>>>
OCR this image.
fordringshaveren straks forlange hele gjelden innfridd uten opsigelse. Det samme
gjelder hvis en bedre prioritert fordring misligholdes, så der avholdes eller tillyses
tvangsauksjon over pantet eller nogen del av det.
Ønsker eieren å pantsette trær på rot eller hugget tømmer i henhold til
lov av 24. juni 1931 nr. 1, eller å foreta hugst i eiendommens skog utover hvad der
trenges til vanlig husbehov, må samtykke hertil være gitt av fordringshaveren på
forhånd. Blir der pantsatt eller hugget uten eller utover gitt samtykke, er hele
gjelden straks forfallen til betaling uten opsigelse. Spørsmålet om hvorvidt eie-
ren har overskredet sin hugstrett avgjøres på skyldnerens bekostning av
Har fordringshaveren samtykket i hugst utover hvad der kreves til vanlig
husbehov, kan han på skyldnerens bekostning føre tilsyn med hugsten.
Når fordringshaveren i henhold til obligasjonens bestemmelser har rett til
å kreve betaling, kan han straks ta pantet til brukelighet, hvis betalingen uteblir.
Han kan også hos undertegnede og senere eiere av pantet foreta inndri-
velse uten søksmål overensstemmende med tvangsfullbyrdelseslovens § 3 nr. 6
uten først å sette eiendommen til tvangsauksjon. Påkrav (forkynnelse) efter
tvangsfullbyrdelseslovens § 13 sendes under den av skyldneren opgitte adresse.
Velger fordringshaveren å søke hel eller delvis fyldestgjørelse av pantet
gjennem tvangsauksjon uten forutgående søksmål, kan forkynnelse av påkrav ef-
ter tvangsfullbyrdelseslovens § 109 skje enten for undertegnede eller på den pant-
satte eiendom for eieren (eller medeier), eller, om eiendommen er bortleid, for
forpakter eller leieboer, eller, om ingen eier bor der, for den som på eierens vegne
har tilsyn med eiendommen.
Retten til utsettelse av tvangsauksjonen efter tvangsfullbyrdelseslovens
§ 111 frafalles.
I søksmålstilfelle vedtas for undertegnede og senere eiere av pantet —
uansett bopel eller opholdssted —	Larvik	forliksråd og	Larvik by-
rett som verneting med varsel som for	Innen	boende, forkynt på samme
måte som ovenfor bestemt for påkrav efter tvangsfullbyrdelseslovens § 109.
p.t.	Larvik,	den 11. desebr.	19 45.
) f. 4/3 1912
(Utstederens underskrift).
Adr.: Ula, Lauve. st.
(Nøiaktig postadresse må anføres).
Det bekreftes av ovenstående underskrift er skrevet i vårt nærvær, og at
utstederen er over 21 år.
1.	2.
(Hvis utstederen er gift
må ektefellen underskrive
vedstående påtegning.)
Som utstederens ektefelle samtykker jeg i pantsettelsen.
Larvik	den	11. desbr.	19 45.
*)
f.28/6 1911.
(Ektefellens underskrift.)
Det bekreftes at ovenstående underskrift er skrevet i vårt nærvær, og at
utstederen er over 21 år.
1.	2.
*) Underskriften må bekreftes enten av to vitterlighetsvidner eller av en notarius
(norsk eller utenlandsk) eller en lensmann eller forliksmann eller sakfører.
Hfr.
<<<
* _Task objective_:
Copy every single line of the material above that holds "skyldnerens".

* _Answer for this exercise_:
ren har overskredet sin hugstrett avgjøres på skyldnerens bekostning av
husbehov, kan han på skyldnerens bekostning føre tilsyn med hugsten.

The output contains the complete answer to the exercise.